_Records shown_
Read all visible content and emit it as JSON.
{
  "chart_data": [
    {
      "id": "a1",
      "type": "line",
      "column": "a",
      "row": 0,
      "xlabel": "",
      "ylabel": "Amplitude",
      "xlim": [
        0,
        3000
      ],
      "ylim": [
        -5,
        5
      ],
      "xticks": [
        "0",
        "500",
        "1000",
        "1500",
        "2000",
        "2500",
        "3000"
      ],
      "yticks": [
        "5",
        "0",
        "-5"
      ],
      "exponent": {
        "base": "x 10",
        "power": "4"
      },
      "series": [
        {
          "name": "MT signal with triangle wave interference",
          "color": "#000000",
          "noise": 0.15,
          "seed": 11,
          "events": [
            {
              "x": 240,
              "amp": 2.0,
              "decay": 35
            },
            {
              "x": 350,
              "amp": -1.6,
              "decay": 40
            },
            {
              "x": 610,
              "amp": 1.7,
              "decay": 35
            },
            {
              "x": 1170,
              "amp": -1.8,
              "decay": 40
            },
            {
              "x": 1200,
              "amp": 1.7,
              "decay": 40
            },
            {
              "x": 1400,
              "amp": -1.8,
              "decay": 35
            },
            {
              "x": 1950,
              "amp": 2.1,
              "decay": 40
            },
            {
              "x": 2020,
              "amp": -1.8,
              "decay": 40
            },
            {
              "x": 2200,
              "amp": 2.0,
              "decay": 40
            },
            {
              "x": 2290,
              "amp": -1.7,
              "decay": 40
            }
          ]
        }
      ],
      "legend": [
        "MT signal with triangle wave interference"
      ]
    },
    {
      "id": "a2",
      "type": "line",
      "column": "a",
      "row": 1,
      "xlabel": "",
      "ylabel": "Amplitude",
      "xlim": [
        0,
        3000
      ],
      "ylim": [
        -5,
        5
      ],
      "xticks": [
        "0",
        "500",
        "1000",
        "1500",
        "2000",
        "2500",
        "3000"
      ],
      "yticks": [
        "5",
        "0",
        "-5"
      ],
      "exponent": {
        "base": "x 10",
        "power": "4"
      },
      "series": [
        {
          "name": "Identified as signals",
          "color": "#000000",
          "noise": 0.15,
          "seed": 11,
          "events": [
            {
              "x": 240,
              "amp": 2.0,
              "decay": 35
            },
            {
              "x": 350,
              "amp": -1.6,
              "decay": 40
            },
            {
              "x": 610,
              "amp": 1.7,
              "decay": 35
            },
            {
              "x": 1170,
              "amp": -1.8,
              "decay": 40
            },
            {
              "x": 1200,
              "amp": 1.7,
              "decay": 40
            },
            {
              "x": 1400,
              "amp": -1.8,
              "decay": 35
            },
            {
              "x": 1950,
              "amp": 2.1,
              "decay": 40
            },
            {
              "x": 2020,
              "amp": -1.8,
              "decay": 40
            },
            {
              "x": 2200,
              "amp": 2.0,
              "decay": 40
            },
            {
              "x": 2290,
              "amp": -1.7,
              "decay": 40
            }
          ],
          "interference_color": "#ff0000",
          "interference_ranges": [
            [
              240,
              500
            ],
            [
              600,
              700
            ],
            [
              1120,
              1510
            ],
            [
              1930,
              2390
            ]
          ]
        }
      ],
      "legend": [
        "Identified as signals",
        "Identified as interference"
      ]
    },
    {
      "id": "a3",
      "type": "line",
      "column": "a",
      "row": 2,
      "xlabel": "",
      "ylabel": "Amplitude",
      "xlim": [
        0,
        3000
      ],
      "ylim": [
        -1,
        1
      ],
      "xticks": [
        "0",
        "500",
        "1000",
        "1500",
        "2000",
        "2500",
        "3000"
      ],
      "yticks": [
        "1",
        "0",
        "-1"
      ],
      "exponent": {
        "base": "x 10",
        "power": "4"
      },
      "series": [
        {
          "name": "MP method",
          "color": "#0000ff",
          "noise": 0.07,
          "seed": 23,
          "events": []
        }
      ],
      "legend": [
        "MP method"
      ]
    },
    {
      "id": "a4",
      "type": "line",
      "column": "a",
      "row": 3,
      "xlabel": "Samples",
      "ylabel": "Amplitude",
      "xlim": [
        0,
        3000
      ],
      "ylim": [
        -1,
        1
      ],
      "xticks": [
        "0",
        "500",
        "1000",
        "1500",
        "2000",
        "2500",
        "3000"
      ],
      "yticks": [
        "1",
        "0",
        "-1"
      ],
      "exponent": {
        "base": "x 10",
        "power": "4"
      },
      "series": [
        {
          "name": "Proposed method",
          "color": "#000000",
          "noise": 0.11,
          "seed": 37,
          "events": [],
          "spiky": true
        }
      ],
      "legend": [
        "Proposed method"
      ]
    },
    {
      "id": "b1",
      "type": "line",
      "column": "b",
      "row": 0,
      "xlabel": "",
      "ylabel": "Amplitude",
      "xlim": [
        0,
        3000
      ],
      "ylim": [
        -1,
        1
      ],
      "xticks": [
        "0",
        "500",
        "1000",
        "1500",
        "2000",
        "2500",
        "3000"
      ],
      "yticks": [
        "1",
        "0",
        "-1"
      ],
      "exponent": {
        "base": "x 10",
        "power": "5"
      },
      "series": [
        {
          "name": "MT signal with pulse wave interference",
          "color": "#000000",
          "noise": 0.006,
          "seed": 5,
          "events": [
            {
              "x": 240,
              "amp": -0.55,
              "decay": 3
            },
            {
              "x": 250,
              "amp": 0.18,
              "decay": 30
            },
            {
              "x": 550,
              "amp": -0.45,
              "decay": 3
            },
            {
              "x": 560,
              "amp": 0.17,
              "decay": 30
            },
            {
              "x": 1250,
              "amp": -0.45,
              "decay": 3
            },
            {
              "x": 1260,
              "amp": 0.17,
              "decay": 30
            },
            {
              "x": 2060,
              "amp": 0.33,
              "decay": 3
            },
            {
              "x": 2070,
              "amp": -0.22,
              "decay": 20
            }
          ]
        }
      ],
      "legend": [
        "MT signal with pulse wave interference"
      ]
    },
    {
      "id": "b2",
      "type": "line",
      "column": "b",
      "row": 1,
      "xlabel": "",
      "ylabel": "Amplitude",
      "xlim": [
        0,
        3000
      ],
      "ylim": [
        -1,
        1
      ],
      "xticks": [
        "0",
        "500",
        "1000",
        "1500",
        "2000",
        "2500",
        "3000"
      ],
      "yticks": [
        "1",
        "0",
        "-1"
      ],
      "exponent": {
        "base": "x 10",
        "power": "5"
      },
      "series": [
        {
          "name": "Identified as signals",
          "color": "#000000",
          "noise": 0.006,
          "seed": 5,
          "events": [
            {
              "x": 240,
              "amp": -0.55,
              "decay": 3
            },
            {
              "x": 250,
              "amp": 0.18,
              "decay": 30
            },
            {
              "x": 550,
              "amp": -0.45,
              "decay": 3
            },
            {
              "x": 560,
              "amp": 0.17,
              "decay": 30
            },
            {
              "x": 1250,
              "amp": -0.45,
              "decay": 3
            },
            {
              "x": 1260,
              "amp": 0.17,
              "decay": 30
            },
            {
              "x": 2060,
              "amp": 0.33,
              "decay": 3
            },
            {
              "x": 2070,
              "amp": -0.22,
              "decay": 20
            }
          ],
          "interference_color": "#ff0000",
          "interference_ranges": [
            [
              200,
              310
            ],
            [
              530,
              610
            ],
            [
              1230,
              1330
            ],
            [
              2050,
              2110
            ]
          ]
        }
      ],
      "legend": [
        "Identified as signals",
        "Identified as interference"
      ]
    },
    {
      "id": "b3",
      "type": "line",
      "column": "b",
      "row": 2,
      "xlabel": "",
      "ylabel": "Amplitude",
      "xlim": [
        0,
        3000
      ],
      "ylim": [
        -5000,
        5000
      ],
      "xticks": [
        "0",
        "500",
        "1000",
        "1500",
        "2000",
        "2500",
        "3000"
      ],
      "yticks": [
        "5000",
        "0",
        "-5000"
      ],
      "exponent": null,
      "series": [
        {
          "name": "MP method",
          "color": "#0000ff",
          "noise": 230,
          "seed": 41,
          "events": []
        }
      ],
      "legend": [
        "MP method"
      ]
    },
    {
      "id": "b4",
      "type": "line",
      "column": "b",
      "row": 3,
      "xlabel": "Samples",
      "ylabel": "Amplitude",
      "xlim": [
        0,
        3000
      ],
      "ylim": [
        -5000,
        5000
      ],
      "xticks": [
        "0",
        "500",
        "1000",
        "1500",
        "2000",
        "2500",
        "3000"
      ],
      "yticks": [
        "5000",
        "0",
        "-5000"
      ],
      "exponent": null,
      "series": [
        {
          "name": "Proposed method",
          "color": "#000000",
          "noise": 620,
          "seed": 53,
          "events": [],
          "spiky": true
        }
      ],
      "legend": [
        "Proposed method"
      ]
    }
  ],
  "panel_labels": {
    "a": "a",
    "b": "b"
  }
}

_The request_
Return a copy of every line that includes the word "with".

_Final answer_
          "name": "MT signal with triangle wave interference",
        "MT signal with triangle wave interference"
          "name": "MT signal with pulse wave interference",
        "MT signal with pulse wave interference"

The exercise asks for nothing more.